** begin DATA SHOWN **

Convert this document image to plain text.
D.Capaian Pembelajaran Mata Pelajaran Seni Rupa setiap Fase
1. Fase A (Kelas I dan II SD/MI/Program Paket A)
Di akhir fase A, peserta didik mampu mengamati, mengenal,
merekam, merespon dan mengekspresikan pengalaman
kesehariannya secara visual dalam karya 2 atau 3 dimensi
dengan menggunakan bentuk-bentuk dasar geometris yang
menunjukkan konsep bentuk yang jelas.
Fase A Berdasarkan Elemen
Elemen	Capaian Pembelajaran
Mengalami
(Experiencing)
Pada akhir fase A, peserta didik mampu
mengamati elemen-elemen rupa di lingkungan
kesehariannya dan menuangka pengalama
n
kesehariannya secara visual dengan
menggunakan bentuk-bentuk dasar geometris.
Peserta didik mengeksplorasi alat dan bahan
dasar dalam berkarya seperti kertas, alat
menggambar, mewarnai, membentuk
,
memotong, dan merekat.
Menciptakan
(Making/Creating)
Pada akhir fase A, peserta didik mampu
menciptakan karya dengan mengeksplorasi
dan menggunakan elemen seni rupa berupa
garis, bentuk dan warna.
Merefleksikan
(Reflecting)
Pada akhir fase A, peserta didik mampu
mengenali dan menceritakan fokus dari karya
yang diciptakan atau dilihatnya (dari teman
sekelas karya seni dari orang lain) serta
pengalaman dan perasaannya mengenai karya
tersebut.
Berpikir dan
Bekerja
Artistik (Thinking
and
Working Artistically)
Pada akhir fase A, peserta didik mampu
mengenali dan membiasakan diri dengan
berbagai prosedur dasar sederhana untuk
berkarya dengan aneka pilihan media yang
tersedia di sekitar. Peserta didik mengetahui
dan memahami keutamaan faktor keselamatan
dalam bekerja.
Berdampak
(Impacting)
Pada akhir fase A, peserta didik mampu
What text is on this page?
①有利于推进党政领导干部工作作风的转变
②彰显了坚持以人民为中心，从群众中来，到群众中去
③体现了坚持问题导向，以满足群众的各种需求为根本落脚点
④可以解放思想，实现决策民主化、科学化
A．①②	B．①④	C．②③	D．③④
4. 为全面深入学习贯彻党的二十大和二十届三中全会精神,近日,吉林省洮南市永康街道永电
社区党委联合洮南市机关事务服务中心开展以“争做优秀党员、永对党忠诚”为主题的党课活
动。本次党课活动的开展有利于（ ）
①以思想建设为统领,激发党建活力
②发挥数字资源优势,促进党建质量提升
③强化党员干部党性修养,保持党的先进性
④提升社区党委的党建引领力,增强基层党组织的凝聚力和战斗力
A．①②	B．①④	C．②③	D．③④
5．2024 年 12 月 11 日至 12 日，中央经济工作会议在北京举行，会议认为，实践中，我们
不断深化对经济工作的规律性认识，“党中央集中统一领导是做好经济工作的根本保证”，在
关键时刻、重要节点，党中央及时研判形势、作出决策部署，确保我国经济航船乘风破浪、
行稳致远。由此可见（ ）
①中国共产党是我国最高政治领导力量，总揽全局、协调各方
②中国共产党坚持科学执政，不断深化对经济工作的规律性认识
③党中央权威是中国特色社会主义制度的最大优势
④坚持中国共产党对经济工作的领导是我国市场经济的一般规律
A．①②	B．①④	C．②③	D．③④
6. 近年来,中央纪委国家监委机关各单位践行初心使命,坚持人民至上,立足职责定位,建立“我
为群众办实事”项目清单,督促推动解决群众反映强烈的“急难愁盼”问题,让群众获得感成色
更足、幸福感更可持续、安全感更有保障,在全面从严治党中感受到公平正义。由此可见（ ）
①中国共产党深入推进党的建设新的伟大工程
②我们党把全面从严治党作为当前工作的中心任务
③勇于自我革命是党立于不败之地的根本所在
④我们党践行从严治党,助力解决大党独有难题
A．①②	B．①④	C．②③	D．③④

** end DATA SHOWN **

● PROBLEM: How many lines of the listing include the string "mengenali"? Answer with the number alone.

● RESPONSE TO THIS TASK: 2